(TASK STATEMENT):
Rewrite the material from its first line through the line holding "x-axis-title: [G] [184, 309, 204, 323]", inclusive, as a Markdown table with the columns Row and Line. Give each line its own row, numbered in order, and leave out any blank lines.

■ ■ ■ ■

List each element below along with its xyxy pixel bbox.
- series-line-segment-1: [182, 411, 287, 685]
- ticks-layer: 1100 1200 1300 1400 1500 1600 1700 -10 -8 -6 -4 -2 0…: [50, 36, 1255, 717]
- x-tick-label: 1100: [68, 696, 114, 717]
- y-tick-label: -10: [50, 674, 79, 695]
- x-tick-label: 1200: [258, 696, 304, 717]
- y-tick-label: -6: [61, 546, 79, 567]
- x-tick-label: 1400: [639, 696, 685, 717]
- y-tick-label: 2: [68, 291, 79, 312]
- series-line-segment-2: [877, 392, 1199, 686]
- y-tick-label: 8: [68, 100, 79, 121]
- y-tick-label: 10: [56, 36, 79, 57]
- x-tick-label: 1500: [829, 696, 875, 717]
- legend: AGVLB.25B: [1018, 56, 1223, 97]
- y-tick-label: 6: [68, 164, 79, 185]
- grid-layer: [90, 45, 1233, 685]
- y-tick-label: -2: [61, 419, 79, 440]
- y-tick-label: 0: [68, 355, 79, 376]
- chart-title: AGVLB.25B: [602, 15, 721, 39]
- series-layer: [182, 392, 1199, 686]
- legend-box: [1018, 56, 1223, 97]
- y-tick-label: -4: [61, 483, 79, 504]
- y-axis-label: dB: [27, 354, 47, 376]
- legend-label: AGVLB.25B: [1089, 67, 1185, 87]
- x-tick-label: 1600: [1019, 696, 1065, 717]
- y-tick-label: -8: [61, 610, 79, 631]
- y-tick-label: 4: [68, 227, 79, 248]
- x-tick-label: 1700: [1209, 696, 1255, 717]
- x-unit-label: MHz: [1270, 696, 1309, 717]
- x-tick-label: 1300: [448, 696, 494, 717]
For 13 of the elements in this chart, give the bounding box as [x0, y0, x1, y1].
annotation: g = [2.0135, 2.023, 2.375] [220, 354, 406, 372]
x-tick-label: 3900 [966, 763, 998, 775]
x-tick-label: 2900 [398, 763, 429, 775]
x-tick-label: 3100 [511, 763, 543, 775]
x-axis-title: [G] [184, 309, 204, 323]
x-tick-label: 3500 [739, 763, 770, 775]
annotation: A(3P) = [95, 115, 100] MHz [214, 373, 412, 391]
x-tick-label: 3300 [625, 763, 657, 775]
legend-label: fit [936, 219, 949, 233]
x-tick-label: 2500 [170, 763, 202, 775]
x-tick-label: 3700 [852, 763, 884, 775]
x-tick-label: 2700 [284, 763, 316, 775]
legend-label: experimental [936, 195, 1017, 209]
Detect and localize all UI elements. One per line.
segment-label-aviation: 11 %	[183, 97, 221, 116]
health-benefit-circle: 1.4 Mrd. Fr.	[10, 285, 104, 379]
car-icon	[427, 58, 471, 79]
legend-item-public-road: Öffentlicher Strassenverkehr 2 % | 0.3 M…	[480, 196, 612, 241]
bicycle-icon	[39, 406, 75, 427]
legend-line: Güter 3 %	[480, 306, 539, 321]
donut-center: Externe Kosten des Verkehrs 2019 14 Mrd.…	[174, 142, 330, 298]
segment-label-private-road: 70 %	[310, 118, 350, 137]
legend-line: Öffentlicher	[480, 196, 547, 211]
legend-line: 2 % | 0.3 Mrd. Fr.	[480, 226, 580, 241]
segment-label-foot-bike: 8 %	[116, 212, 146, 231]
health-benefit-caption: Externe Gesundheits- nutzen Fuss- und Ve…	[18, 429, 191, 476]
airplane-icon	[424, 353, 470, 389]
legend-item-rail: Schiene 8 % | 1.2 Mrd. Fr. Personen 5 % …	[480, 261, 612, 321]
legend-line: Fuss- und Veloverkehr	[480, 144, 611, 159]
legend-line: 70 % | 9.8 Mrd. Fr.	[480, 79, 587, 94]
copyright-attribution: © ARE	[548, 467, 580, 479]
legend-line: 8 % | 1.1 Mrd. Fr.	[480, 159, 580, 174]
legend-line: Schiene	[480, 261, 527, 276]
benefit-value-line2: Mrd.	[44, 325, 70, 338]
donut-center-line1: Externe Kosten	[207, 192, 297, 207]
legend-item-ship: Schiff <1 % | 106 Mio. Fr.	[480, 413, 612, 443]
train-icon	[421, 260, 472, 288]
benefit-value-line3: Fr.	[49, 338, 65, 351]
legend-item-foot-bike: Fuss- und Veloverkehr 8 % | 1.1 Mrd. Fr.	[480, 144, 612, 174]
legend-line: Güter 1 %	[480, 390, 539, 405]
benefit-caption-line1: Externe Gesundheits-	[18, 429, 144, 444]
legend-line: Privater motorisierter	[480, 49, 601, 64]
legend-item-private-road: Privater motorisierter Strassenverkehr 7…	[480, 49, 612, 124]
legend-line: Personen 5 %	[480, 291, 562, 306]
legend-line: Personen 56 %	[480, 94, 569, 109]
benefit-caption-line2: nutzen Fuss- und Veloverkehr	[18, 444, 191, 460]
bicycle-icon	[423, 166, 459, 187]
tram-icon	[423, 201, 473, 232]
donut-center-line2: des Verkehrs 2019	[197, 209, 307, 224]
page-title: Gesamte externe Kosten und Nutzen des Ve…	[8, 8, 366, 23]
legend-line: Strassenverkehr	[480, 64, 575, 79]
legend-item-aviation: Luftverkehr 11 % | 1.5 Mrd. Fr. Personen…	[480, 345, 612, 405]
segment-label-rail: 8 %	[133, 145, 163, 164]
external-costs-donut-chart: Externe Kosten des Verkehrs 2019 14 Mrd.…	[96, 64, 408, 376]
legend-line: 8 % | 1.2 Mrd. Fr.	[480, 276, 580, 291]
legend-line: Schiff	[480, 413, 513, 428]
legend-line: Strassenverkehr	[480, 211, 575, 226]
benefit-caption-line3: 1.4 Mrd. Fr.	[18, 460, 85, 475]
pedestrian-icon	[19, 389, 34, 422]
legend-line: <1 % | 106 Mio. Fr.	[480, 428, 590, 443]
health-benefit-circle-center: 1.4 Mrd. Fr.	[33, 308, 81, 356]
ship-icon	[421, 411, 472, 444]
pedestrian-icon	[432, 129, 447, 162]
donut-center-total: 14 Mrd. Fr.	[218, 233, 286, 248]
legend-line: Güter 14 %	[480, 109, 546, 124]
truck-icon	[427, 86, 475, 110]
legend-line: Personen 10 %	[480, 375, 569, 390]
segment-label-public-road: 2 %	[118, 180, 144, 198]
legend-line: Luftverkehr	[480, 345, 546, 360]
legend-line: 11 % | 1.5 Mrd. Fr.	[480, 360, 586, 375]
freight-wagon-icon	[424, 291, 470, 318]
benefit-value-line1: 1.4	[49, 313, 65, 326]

■ ■ ■ ■

(OUTPUT OF THE EXERCISE):
| Row | Line |
|---|---|
| 1 | List each element below along with its xyxy pixel bbox. |
| 2 | - series-line-segment-1: [182, 411, 287, 685] |
| 3 | - ticks-layer: 1100 1200 1300 1400 1500 1600 1700 -10 -8 -6 -4 -2 0…: [50, 36, 1255, 717] |
| 4 | - x-tick-label: 1100: [68, 696, 114, 717] |
| 5 | - y-tick-label: -10: [50, 674, 79, 695] |
| 6 | - x-tick-label: 1200: [258, 696, 304, 717] |
| 7 | - y-tick-label: -6: [61, 546, 79, 567] |
| 8 | - x-tick-label: 1400: [639, 696, 685, 717] |
| 9 | - y-tick-label: 2: [68, 291, 79, 312] |
| 10 | - series-line-segment-2: [877, 392, 1199, 686] |
| 11 | - y-tick-label: 8: [68, 100, 79, 121] |
| 12 | - y-tick-label: 10: [56, 36, 79, 57] |
| 13 | - x-tick-label: 1500: [829, 696, 875, 717] |
| 14 | - legend: AGVLB.25B: [1018, 56, 1223, 97] |
| 15 | - y-tick-label: 6: [68, 164, 79, 185] |
| 16 | - grid-layer: [90, 45, 1233, 685] |
| 17 | - y-tick-label: -2: [61, 419, 79, 440] |
| 18 | - y-tick-label: 0: [68, 355, 79, 376] |
| 19 | - chart-title: AGVLB.25B: [602, 15, 721, 39] |
| 20 | - series-layer: [182, 392, 1199, 686] |
| 21 | - legend-box: [1018, 56, 1223, 97] |
| 22 | - y-tick-label: -4: [61, 483, 79, 504] |
| 23 | - y-axis-label: dB: [27, 354, 47, 376] |
| 24 | - legend-label: AGVLB.25B: [1089, 67, 1185, 87] |
| 25 | - x-tick-label: 1600: [1019, 696, 1065, 717] |
| 26 | - y-tick-label: -8: [61, 610, 79, 631] |
| 27 | - y-tick-label: 4: [68, 227, 79, 248] |
| 28 | - x-tick-label: 1700: [1209, 696, 1255, 717] |
| 29 | - x-unit-label: MHz: [1270, 696, 1309, 717] |
| 30 | - x-tick-label: 1300: [448, 696, 494, 717] |
| 31 | For 13 of the elements in this chart, give the bounding box as [x0, y0, x1, y1]. |
| 32 | annotation: g = [2.0135, 2.023, 2.375] [220, 354, 406, 372] |
| 33 | x-tick-label: 3900 [966, 763, 998, 775] |
| 34 | x-tick-label: 2900 [398, 763, 429, 775] |
| 35 | x-tick-label: 3100 [511, 763, 543, 775] |
| 36 | x-axis-title: [G] [184, 309, 204, 323] |